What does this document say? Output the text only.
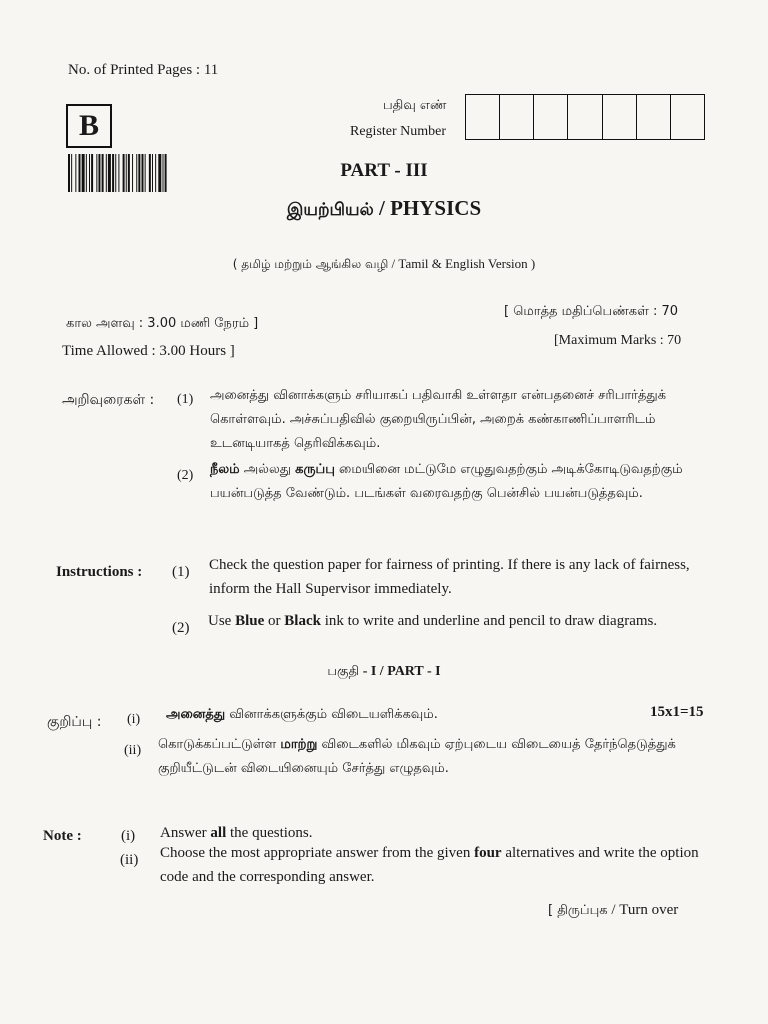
No. of Printed Pages : 11
B
பதிவு எண்
Register Number
PART - III
இயற்பியல் / PHYSICS
( தமிழ் மற்றும் ஆங்கில வழி / Tamil & English Version )
கால அளவு : 3.00 மணி நேரம் ]
Time Allowed : 3.00 Hours ]
[ மொத்த மதிப்பெண்கள் : 70
[Maximum Marks : 70
அறிவுரைகள் : (1) அனைத்து வினாக்களும் சரியாகப் பதிவாகி உள்ளதா என்பதனைச் சரிபார்த்துக் கொள்ளவும். அச்சுப்பதிவில் குறையிருப்பின், அறைக் கண்காணிப்பாளரிடம் உடனடியாகத் தெரிவிக்கவும்.
(2) நீலம் அல்லது கருப்பு மையினை மட்டுமே எழுதுவதற்கும் அடிக்கோடிடுவதற்கும் பயன்படுத்த வேண்டும். படங்கள் வரைவதற்கு பென்சில் பயன்படுத்தவும்.
Instructions : (1) Check the question paper for fairness of printing. If there is any lack of fairness, inform the Hall Supervisor immediately.
(2) Use Blue or Black ink to write and underline and pencil to draw diagrams.
பகுதி - I / PART - I
குறிப்பு : (i) அனைத்து வினாக்களுக்கும் விடையளிக்கவும்.	15x1=15
(ii) கொடுக்கப்பட்டுள்ள மாற்று விடைகளில் மிகவும் ஏற்புடைய விடையைத் தேர்ந்தெடுத்துக் குறியீட்டுடன் விடையினையும் சேர்த்து எழுதவும்.
Note :	(i) Answer all the questions.
(ii) Choose the most appropriate answer from the given four alternatives and write the option code and the corresponding answer.
[ திருப்புக / Turn over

•••

Required task => Skip the images and write out the rest of the listing exactly.

Written solution =>
What does this document say? Output the text only.
No. of Printed Pages : 11
B
பதிவு எண்
Register Number
PART - III
இயற்பியல் / PHYSICS
( தமிழ் மற்றும் ஆங்கில வழி / Tamil & English Version )
கால அளவு : 3.00 மணி நேரம் ]
Time Allowed : 3.00 Hours ]
[ மொத்த மதிப்பெண்கள் : 70
[Maximum Marks : 70
அறிவுரைகள் : (1) அனைத்து வினாக்களும் சரியாகப் பதிவாகி உள்ளதா என்பதனைச் சரிபார்த்துக் கொள்ளவும். அச்சுப்பதிவில் குறையிருப்பின், அறைக் கண்காணிப்பாளரிடம் உடனடியாகத் தெரிவிக்கவும்.
(2) நீலம் அல்லது கருப்பு மையினை மட்டுமே எழுதுவதற்கும் அடிக்கோடிடுவதற்கும் பயன்படுத்த வேண்டும். படங்கள் வரைவதற்கு பென்சில் பயன்படுத்தவும்.
Instructions : (1) Check the question paper for fairness of printing. If there is any lack of fairness, inform the Hall Supervisor immediately.
(2) Use Blue or Black ink to write and underline and pencil to draw diagrams.
பகுதி - I / PART - I
குறிப்பு : (i) அனைத்து வினாக்களுக்கும் விடையளிக்கவும்.	15x1=15
(ii) கொடுக்கப்பட்டுள்ள மாற்று விடைகளில் மிகவும் ஏற்புடைய விடையைத் தேர்ந்தெடுத்துக் குறியீட்டுடன் விடையினையும் சேர்த்து எழுதவும்.
Note :	(i) Answer all the questions.
(ii) Choose the most appropriate answer from the given four alternatives and write the option code and the corresponding answer.
[ திருப்புக / Turn over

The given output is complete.